**Task directions:** Pick out every line of the records that contains the string "axis". Case counts.

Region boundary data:
START

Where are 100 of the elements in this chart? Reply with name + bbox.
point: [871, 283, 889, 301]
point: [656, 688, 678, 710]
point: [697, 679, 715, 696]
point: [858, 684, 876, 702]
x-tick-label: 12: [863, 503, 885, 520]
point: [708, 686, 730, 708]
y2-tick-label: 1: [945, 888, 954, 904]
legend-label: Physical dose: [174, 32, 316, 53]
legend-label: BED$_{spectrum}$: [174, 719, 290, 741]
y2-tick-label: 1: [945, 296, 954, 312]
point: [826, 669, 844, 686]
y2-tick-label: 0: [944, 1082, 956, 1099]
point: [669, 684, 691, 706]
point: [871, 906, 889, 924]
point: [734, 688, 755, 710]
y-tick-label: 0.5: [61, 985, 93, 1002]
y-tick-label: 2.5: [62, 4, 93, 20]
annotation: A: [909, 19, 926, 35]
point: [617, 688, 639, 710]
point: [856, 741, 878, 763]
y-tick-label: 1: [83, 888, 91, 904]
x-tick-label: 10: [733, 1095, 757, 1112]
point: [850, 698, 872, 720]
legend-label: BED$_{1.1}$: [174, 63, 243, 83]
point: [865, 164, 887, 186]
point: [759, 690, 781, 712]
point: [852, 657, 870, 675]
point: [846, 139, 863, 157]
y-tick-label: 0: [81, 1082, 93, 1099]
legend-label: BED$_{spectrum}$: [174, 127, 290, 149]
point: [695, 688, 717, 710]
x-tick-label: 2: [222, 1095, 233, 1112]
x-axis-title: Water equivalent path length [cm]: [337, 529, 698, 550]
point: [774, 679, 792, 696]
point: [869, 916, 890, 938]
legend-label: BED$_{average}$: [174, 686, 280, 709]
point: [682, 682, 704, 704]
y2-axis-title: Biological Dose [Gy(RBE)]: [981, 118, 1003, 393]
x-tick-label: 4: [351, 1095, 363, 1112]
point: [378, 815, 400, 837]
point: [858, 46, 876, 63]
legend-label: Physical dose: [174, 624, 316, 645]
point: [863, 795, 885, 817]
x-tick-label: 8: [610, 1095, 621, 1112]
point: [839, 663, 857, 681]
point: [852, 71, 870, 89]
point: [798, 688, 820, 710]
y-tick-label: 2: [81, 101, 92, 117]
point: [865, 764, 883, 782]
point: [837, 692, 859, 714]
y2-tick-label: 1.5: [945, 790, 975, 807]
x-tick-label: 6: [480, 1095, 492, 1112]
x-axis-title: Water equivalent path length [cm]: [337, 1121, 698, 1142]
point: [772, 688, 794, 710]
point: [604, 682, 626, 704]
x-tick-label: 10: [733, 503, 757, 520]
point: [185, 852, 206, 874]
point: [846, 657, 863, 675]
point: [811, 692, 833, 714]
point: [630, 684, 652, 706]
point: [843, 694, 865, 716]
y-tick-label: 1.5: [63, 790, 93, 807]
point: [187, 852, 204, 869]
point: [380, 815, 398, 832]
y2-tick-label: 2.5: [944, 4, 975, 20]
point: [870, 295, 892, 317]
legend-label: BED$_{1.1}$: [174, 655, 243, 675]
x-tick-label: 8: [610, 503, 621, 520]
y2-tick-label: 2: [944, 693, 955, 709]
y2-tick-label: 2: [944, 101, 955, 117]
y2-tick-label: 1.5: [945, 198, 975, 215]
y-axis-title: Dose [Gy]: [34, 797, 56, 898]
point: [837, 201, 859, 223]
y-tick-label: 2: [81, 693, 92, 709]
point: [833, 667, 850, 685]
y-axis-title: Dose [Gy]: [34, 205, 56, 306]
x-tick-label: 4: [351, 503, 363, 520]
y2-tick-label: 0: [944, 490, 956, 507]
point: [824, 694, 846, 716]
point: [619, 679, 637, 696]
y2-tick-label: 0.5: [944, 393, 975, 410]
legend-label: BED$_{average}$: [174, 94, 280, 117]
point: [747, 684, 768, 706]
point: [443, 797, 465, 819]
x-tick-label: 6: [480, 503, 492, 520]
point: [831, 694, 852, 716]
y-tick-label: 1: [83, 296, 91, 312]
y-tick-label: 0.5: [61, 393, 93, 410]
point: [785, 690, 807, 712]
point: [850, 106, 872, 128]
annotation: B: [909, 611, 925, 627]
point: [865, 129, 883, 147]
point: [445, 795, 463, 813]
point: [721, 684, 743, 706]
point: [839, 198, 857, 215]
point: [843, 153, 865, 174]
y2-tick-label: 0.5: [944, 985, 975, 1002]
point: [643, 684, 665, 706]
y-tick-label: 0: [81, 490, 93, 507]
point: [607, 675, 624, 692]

END

**Complete response:**
x-axis-title: Water equivalent path length [cm]: [337, 529, 698, 550]
y2-axis-title: Biological Dose [Gy(RBE)]: [981, 118, 1003, 393]
x-axis-title: Water equivalent path length [cm]: [337, 1121, 698, 1142]
y-axis-title: Dose [Gy]: [34, 797, 56, 898]
y-axis-title: Dose [Gy]: [34, 205, 56, 306]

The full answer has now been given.